*STATED PROBLEM*
Pictures in the records should not be copied, but every other part must be repeated exactly.
start ENTRIES
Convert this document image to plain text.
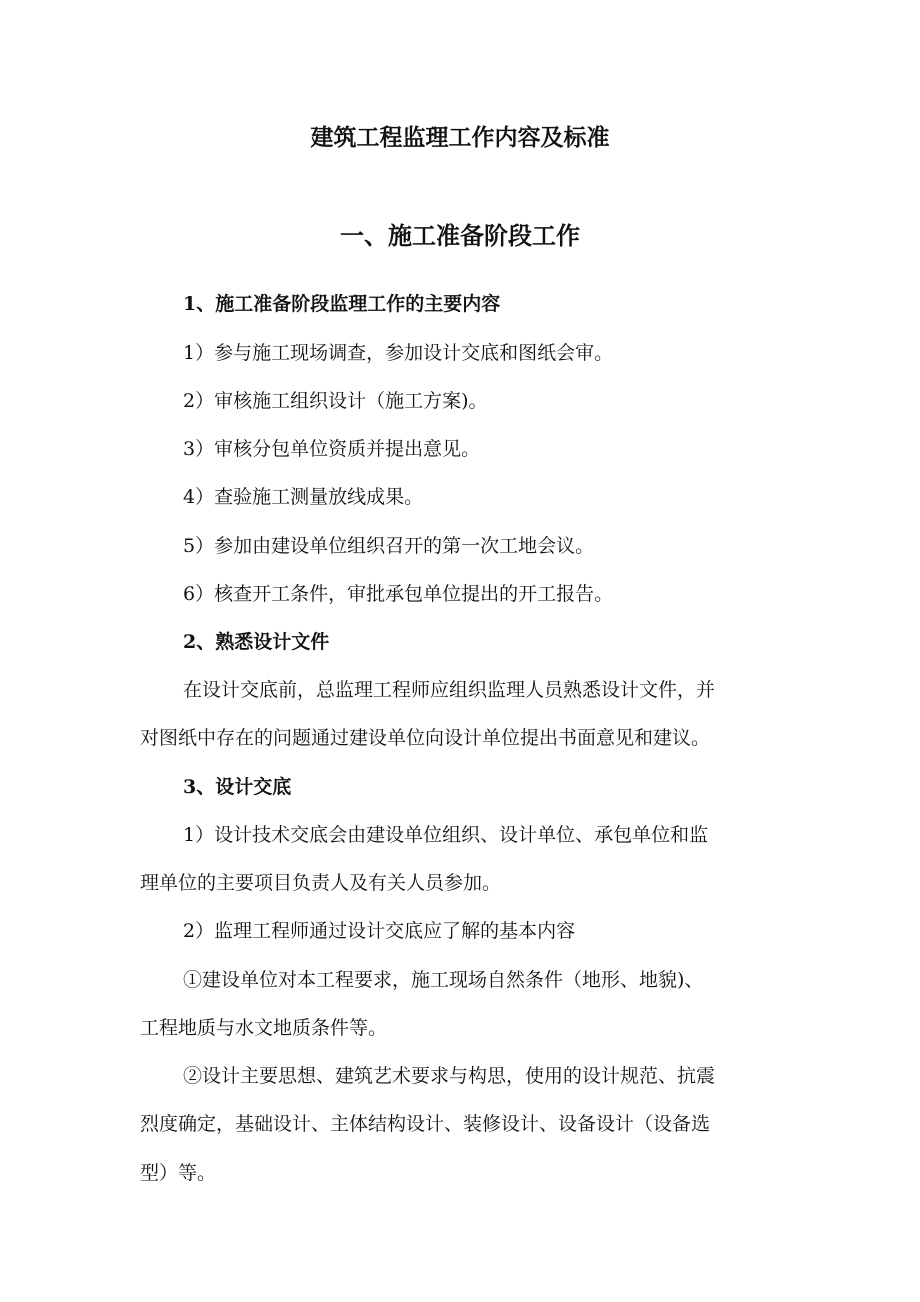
建筑工程监理工作内容及标准
一、施工准备阶段工作
1、施工准备阶段监理工作的主要内容
1）参与施工现场调查，参加设计交底和图纸会审。
2）审核施工组织设计（施工方案)。
3）审核分包单位资质并提出意见。
4）查验施工测量放线成果。
5）参加由建设单位组织召开的第一次工地会议。
6）核查开工条件，审批承包单位提出的开工报告。
2、熟悉设计文件
在设计交底前，总监理工程师应组织监理人员熟悉设计文件，并
对图纸中存在的问题通过建设单位向设计单位提出书面意见和建议。
3、设计交底
1）设计技术交底会由建设单位组织、设计单位、承包单位和监
理单位的主要项目负责人及有关人员参加。
2）监理工程师通过设计交底应了解的基本内容
①建设单位对本工程要求，施工现场自然条件（地形、地貌)、
工程地质与水文地质条件等。
②设计主要思想、建筑艺术要求与构思，使用的设计规范、抗震
烈度确定，基础设计、主体结构设计、装修设计、设备设计（设备选
型）等。
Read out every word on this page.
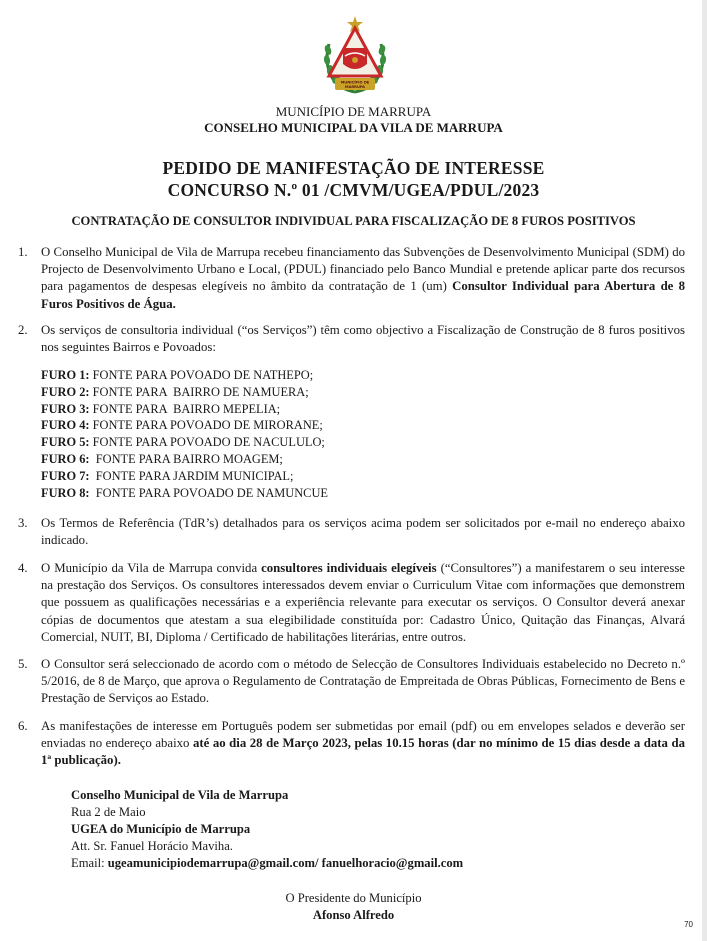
MUNICÍPIO DE
MARRUPA
MUNICÍPIO DE MARRUPA
CONSELHO MUNICIPAL DA VILA DE MARRUPA
PEDIDO DE MANIFESTAÇÃO DE INTERESSE
CONCURSO N.º 01 /CMVM/UGEA/PDUL/2023
CONTRATAÇÃO DE CONSULTOR INDIVIDUAL PARA FISCALIZAÇÃO DE 8 FUROS POSITIVOS
1.	O Conselho Municipal de Vila de Marrupa recebeu financiamento das Subvenções de Desenvolvimento Municipal (SDM) do Projecto de Desenvolvimento Urbano e Local, (PDUL) financiado pelo Banco Mundial e pretende aplicar parte dos recursos para pagamentos de despesas elegíveis no âmbito da contratação de 1 (um) Consultor Individual para Abertura de 8 Furos Positivos de Água.
2.	Os serviços de consultoria individual (“os Serviços”) têm como objectivo a Fiscalização de Construção de 8 furos positivos nos seguintes Bairros e Povoados:
FURO 1: FONTE PARA POVOADO DE NATHEPO;
FURO 2: FONTE PARA  BAIRRO DE NAMUERA;
FURO 3: FONTE PARA  BAIRRO MEPELIA;
FURO 4: FONTE PARA POVOADO DE MIRORANE;
FURO 5: FONTE PARA POVOADO DE NACULULO;
FURO 6:  FONTE PARA BAIRRO MOAGEM;
FURO 7:  FONTE PARA JARDIM MUNICIPAL;
FURO 8:  FONTE PARA POVOADO DE NAMUNCUE
3.	Os Termos de Referência (TdR’s) detalhados para os serviços acima podem ser solicitados por e-mail no endereço abaixo indicado.
4.	O Município da Vila de Marrupa convida consultores individuais elegíveis (“Consultores”) a manifestarem o seu interesse na prestação dos Serviços. Os consultores interessados devem enviar o Curriculum Vitae com informações que demonstrem que possuem as qualificações necessárias e a experiência relevante para executar os serviços. O Consultor deverá anexar cópias de documentos que atestam a sua elegibilidade constituída por: Cadastro Único, Quitação das Finanças, Alvará Comercial, NUIT, BI, Diploma / Certificado de habilitações literárias, entre outros.
5.	O Consultor será seleccionado de acordo com o método de Selecção de Consultores Individuais estabelecido no Decreto n.º 5/2016, de 8 de Março, que aprova o Regulamento de Contratação de Empreitada de Obras Públicas, Fornecimento de Bens e Prestação de Serviços ao Estado.
6.	As manifestações de interesse em Português podem ser submetidas por email (pdf) ou em envelopes selados e deverão ser enviadas no endereço abaixo até ao dia 28 de Março 2023, pelas 10.15 horas (dar no mínimo de 15 dias desde a data da 1ª publicação).
Conselho Municipal de Vila de Marrupa
Rua 2 de Maio
UGEA do Município de Marrupa
Att. Sr. Fanuel Horácio Maviha.
Email: ugeamunicipiodemarrupa@gmail.com/ fanuelhoracio@gmail.com
O Presidente do Município
Afonso Alfredo
70
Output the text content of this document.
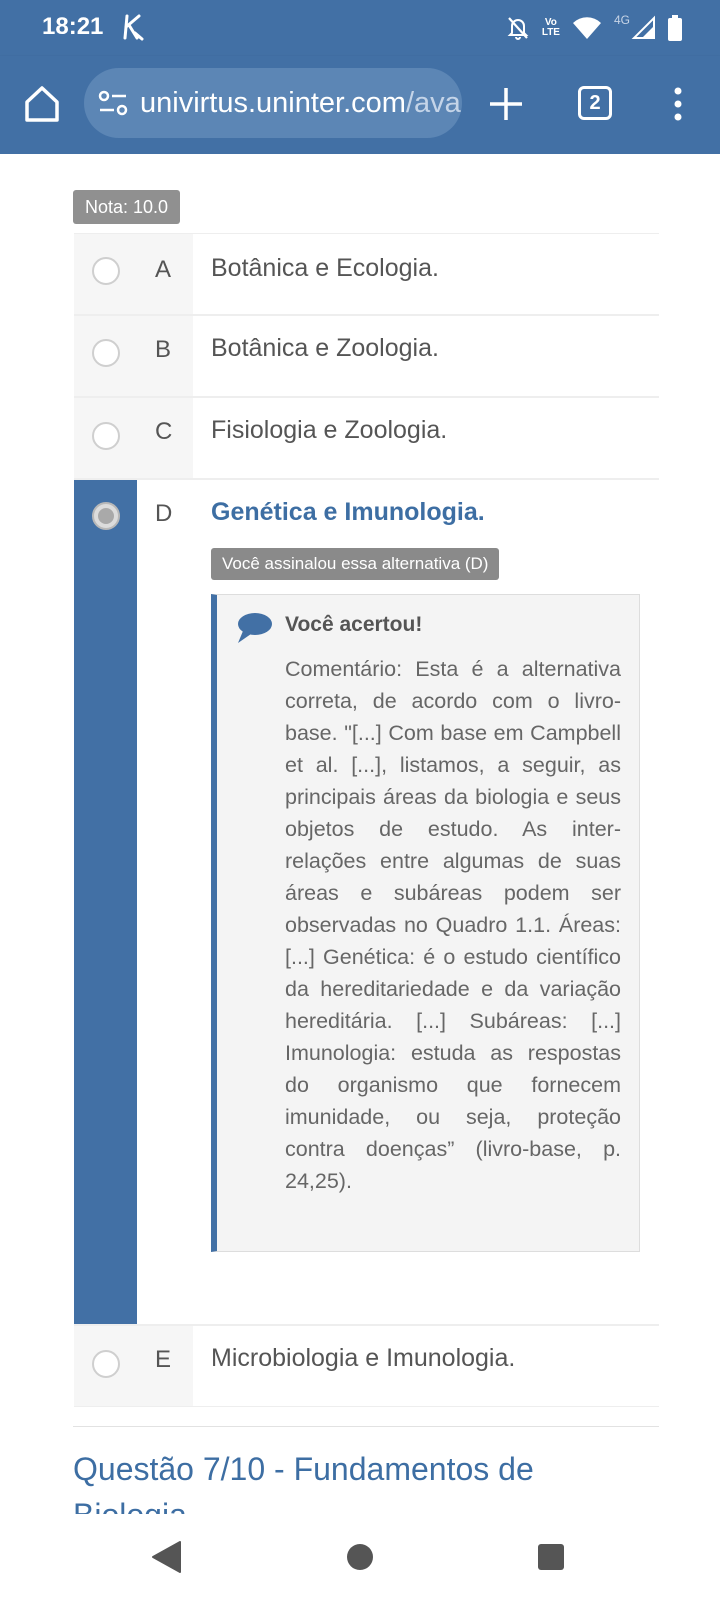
18:21	Vo
LTE
4G
univirtus.uninter.com/ava	2
Nota: 10.0
A Botânica e Ecologia.
B Botânica e Zoologia.
C Fisiologia e Zoologia.
D Genética e Imunologia.
Você assinalou essa alternativa (D)
Você acertou!
Comentário: Esta é a alternativa correta, de acordo com o livro-base. "[...] Com base em Campbell et al. [...], listamos, a seguir, as principais áreas da biologia e seus objetos de estudo. As inter-relações entre algumas de suas áreas e subáreas podem ser observadas no Quadro 1.1. Áreas: [...] Genética: é o estudo científico da hereditariedade e da variação hereditária. [...] Subáreas: [...] Imunologia: estuda as respostas do organismo que fornecem imunidade, ou seja, proteção contra doenças” (livro-base, p. 24,25).
E Microbiologia e Imunologia.
Questão 7/10 - Fundamentos de
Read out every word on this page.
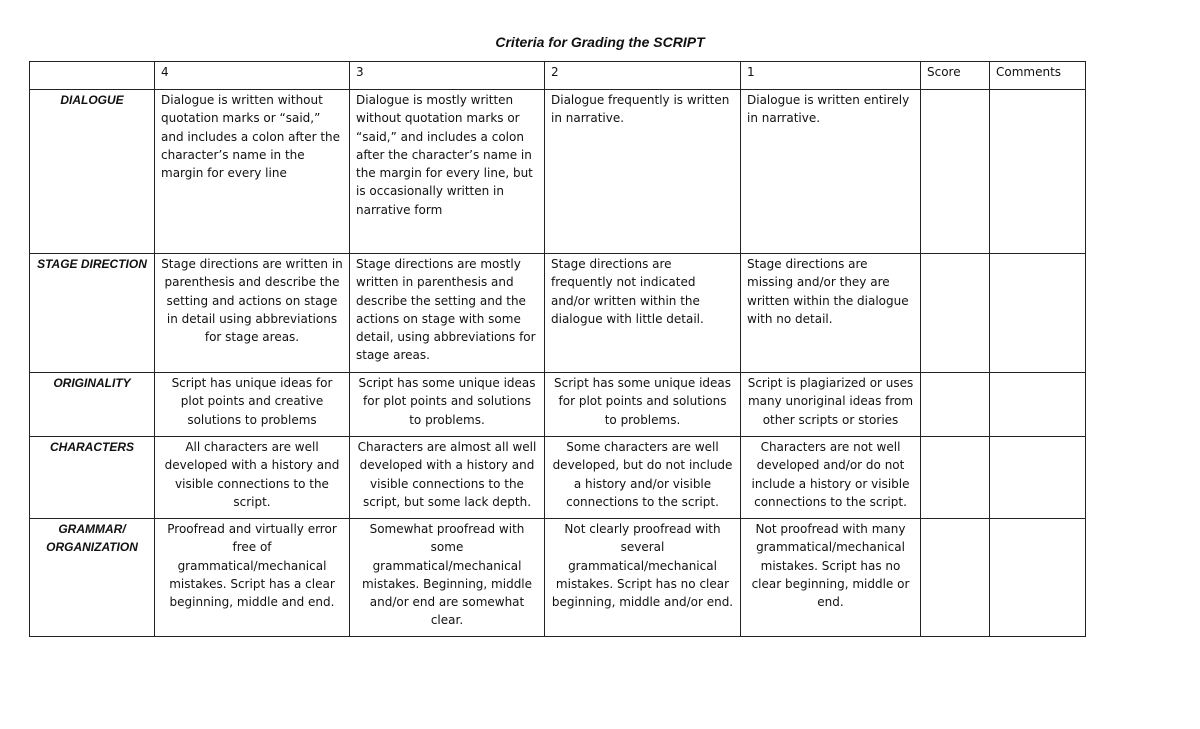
Criteria for Grading the SCRIPT
	4	3	2	1	Score	Comments
DIALOGUE	Dialogue is written without quotation marks or “said,” and includes a colon after the character’s name in the margin for every line	Dialogue is mostly written without quotation marks or “said,” and includes a colon after the character’s name in the margin for every line, but is occasionally written in narrative form	Dialogue frequently is written in narrative.	Dialogue is written entirely in narrative.		
STAGE DIRECTION	Stage directions are written in parenthesis and describe the setting and actions on stage in detail using abbreviations for stage areas.	Stage directions are mostly written in parenthesis and describe the setting and the actions on stage with some detail, using abbreviations for stage areas.	Stage directions are frequently not indicated and/or written within the dialogue with little detail.	Stage directions are missing and/or they are written within the dialogue with no detail.		
ORIGINALITY	Script has unique ideas for plot points and creative solutions to problems	Script has some unique ideas for plot points and solutions to problems.	Script has some unique ideas for plot points and solutions to problems.	Script is plagiarized or uses many unoriginal ideas from other scripts or stories		
CHARACTERS	All characters are well developed with a history and visible connections to the script.	Characters are almost all well developed with a history and visible connections to the script, but some lack depth.	Some characters are well developed, but do not include a history and/or visible connections to the script.	Characters are not well developed and/or do not include a history or visible connections to the script.		
GRAMMAR/ ORGANIZATION	Proofread and virtually error free of grammatical/mechanical mistakes. Script has a clear beginning, middle and end.	Somewhat proofread with some grammatical/mechanical mistakes. Beginning, middle and/or end are somewhat clear.	Not clearly proofread with several grammatical/mechanical mistakes. Script has no clear beginning, middle and/or end.	Not proofread with many grammatical/mechanical mistakes. Script has no clear beginning, middle or end.		
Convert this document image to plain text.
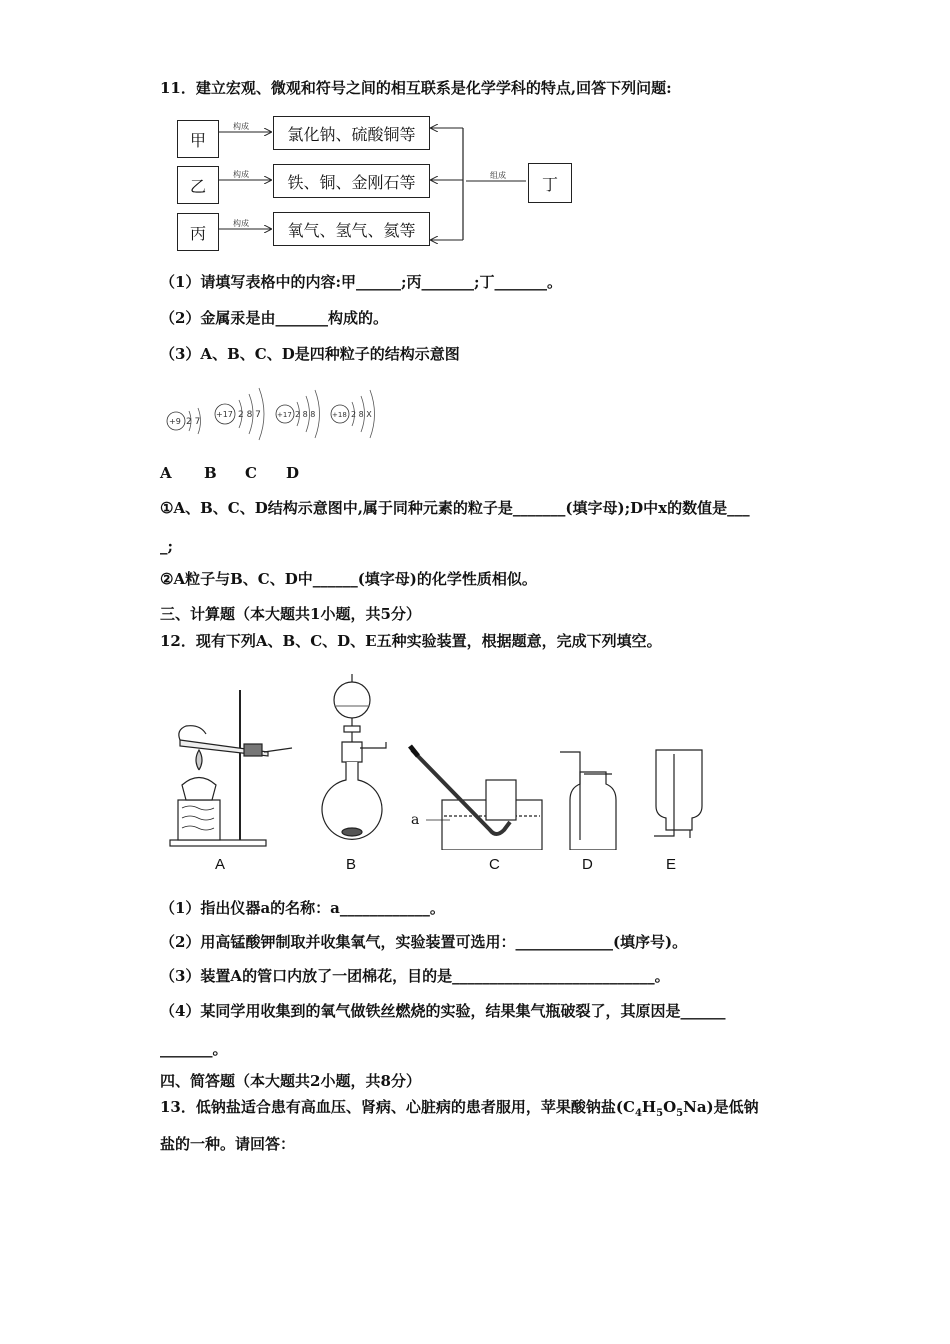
11．建立宏观、微观和符号之间的相互联系是化学学科的特点,回答下列问题:
甲
乙
丙
氯化钠、硫酸铜等
铁、铜、金刚石等
氧气、氢气、氦等
丁
构成
构成
构成
组成
（1）请填写表格中的内容:甲______;丙_______;丁_______。
（2）金属汞是由_______构成的。
（3）A、B、C、D是四种粒子的结构示意图
+9 2 7
+17 2 8 7 +17 2 8 8 +18 2 8 X
A B C D
①A、B、C、D结构示意图中,属于同种元素的粒子是_______(填字母);D中x的数值是___
_;
②A粒子与B、C、D中______(填字母)的化学性质相似。
三、计算题（本大题共1小题，共5分）
12．现有下列A、B、C、D、E五种实验装置，根据题意，完成下列填空。
a
A	B	C	D	E
（1）指出仪器a的名称：a____________。
（2）用高锰酸钾制取并收集氧气，实验装置可选用：_____________(填序号)。
（3）装置A的管口内放了一团棉花，目的是___________________________。
（4）某同学用收集到的氧气做铁丝燃烧的实验，结果集气瓶破裂了，其原因是______
_______。
四、简答题（本大题共2小题，共8分）
13．低钠盐适合患有高血压、肾病、心脏病的患者服用，苹果酸钠盐$(C_4H_5O_5Na)$是低钠
盐的一种。请回答：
end ENTRIES
*EXERCISE RESPONSE*
Convert this document image to plain text.
建筑工程监理工作内容及标准
一、施工准备阶段工作
1、施工准备阶段监理工作的主要内容
1）参与施工现场调查，参加设计交底和图纸会审。
2）审核施工组织设计（施工方案)。
3）审核分包单位资质并提出意见。
4）查验施工测量放线成果。
5）参加由建设单位组织召开的第一次工地会议。
6）核查开工条件，审批承包单位提出的开工报告。
2、熟悉设计文件
在设计交底前，总监理工程师应组织监理人员熟悉设计文件，并
对图纸中存在的问题通过建设单位向设计单位提出书面意见和建议。
3、设计交底
1）设计技术交底会由建设单位组织、设计单位、承包单位和监
理单位的主要项目负责人及有关人员参加。
2）监理工程师通过设计交底应了解的基本内容
①建设单位对本工程要求，施工现场自然条件（地形、地貌)、
工程地质与水文地质条件等。
②设计主要思想、建筑艺术要求与构思，使用的设计规范、抗震
烈度确定，基础设计、主体结构设计、装修设计、设备设计（设备选
型）等。
Read out every word on this page.
MUNICÍPIO DE
MARRUPA
MUNICÍPIO DE MARRUPA
CONSELHO MUNICIPAL DA VILA DE MARRUPA
PEDIDO DE MANIFESTAÇÃO DE INTERESSE
CONCURSO N.º 01 /CMVM/UGEA/PDUL/2023
CONTRATAÇÃO DE CONSULTOR INDIVIDUAL PARA FISCALIZAÇÃO DE 8 FUROS POSITIVOS
1.	O Conselho Municipal de Vila de Marrupa recebeu financiamento das Subvenções de Desenvolvimento Municipal (SDM) do Projecto de Desenvolvimento Urbano e Local, (PDUL) financiado pelo Banco Mundial e pretende aplicar parte dos recursos para pagamentos de despesas elegíveis no âmbito da contratação de 1 (um) Consultor Individual para Abertura de 8 Furos Positivos de Água.
2.	Os serviços de consultoria individual (“os Serviços”) têm como objectivo a Fiscalização de Construção de 8 furos positivos nos seguintes Bairros e Povoados:
FURO 1: FONTE PARA POVOADO DE NATHEPO;
FURO 2: FONTE PARA  BAIRRO DE NAMUERA;
FURO 3: FONTE PARA  BAIRRO MEPELIA;
FURO 4: FONTE PARA POVOADO DE MIRORANE;
FURO 5: FONTE PARA POVOADO DE NACULULO;
FURO 6:  FONTE PARA BAIRRO MOAGEM;
FURO 7:  FONTE PARA JARDIM MUNICIPAL;
FURO 8:  FONTE PARA POVOADO DE NAMUNCUE
3.	Os Termos de Referência (TdR’s) detalhados para os serviços acima podem ser solicitados por e-mail no endereço abaixo indicado.
4.	O Município da Vila de Marrupa convida consultores individuais elegíveis (“Consultores”) a manifestarem o seu interesse na prestação dos Serviços. Os consultores interessados devem enviar o Curriculum Vitae com informações que demonstrem que possuem as qualificações necessárias e a experiência relevante para executar os serviços. O Consultor deverá anexar cópias de documentos que atestam a sua elegibilidade constituída por: Cadastro Único, Quitação das Finanças, Alvará Comercial, NUIT, BI, Diploma / Certificado de habilitações literárias, entre outros.
5.	O Consultor será seleccionado de acordo com o método de Selecção de Consultores Individuais estabelecido no Decreto n.º 5/2016, de 8 de Março, que aprova o Regulamento de Contratação de Empreitada de Obras Públicas, Fornecimento de Bens e Prestação de Serviços ao Estado.
6.	As manifestações de interesse em Português podem ser submetidas por email (pdf) ou em envelopes selados e deverão ser enviadas no endereço abaixo até ao dia 28 de Março 2023, pelas 10.15 horas (dar no mínimo de 15 dias desde a data da 1ª publicação).
Conselho Municipal de Vila de Marrupa
Rua 2 de Maio
UGEA do Município de Marrupa
Att. Sr. Fanuel Horácio Maviha.
Email: ugeamunicipiodemarrupa@gmail.com/ fanuelhoracio@gmail.com
O Presidente do Município
Afonso Alfredo
70
Output the text content of this document.
18:21	Vo
LTE
4G
univirtus.uninter.com/ava	2
Nota: 10.0
A Botânica e Ecologia.
B Botânica e Zoologia.
C Fisiologia e Zoologia.
D Genética e Imunologia.
Você assinalou essa alternativa (D)
Você acertou!
Comentário: Esta é a alternativa correta, de acordo com o livro-base. "[...] Com base em Campbell et al. [...], listamos, a seguir, as principais áreas da biologia e seus objetos de estudo. As inter-relações entre algumas de suas áreas e subáreas podem ser observadas no Quadro 1.1. Áreas: [...] Genética: é o estudo científico da hereditariedade e da variação hereditária. [...] Subáreas: [...] Imunologia: estuda as respostas do organismo que fornecem imunidade, ou seja, proteção contra doenças” (livro-base, p. 24,25).
E Microbiologia e Imunologia.
Questão 7/10 - Fundamentos de
Read out every word on this page.
Criteria for Grading the SCRIPT
	4	3	2	1	Score	Comments
DIALOGUE	Dialogue is written without quotation marks or “said,” and includes a colon after the character’s name in the margin for every line	Dialogue is mostly written without quotation marks or “said,” and includes a colon after the character’s name in the margin for every line, but is occasionally written in narrative form	Dialogue frequently is written in narrative.	Dialogue is written entirely in narrative.		
STAGE DIRECTION	Stage directions are written in parenthesis and describe the setting and actions on stage in detail using abbreviations for stage areas.	Stage directions are mostly written in parenthesis and describe the setting and the actions on stage with some detail, using abbreviations for stage areas.	Stage directions are frequently not indicated and/or written within the dialogue with little detail.	Stage directions are missing and/or they are written within the dialogue with no detail.		
ORIGINALITY	Script has unique ideas for plot points and creative solutions to problems	Script has some unique ideas for plot points and solutions to problems.	Script has some unique ideas for plot points and solutions to problems.	Script is plagiarized or uses many unoriginal ideas from other scripts or stories		
CHARACTERS	All characters are well developed with a history and visible connections to the script.	Characters are almost all well developed with a history and visible connections to the script, but some lack depth.	Some characters are well developed, but do not include a history and/or visible connections to the script.	Characters are not well developed and/or do not include a history or visible connections to the script.		
GRAMMAR/ ORGANIZATION	Proofread and virtually error free of grammatical/mechanical mistakes. Script has a clear beginning, middle and end.	Somewhat proofread with some grammatical/mechanical mistakes. Beginning, middle and/or end are somewhat clear.	Not clearly proofread with several grammatical/mechanical mistakes. Script has no clear beginning, middle and/or end.	Not proofread with many grammatical/mechanical mistakes. Script has no clear beginning, middle or end.		
Convert this document image to plain text.
11．建立宏观、微观和符号之间的相互联系是化学学科的特点,回答下列问题:
甲
乙
丙
氯化钠、硫酸铜等
铁、铜、金刚石等
氧气、氢气、氦等
丁
构成
构成
构成
组成
（1）请填写表格中的内容:甲______;丙_______;丁_______。
（2）金属汞是由_______构成的。
（3）A、B、C、D是四种粒子的结构示意图
+9 2 7
+17 2 8 7 +17 2 8 8 +18 2 8 X
A B C D
①A、B、C、D结构示意图中,属于同种元素的粒子是_______(填字母);D中x的数值是___
_;
②A粒子与B、C、D中______(填字母)的化学性质相似。
三、计算题（本大题共1小题，共5分）
12．现有下列A、B、C、D、E五种实验装置，根据题意，完成下列填空。
a
A	B	C	D	E
（1）指出仪器a的名称：a____________。
（2）用高锰酸钾制取并收集氧气，实验装置可选用：_____________(填序号)。
（3）装置A的管口内放了一团棉花，目的是___________________________。
（4）某同学用收集到的氧气做铁丝燃烧的实验，结果集气瓶破裂了，其原因是______
_______。
四、简答题（本大题共2小题，共8分）
13．低钠盐适合患有高血压、肾病、心脏病的患者服用，苹果酸钠盐$(C_4H_5O_5Na)$是低钠
盐的一种。请回答：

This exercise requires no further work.